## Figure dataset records
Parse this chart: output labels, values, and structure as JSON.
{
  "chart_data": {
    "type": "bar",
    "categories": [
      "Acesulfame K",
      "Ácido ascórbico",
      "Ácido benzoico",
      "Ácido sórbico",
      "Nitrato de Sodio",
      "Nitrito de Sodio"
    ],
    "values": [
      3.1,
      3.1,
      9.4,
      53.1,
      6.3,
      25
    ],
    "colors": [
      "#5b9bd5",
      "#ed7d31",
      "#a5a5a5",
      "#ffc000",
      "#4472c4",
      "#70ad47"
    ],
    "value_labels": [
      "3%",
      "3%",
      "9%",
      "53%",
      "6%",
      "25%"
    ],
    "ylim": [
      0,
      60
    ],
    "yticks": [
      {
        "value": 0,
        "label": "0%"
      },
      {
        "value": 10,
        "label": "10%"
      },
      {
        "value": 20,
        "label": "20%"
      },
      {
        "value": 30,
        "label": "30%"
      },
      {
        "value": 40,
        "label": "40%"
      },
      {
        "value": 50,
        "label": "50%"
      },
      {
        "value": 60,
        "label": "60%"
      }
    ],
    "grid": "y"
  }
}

## REQUEST
State how many lines of the listing include "values", and nothing more.

## EXPECTED ANSWER
2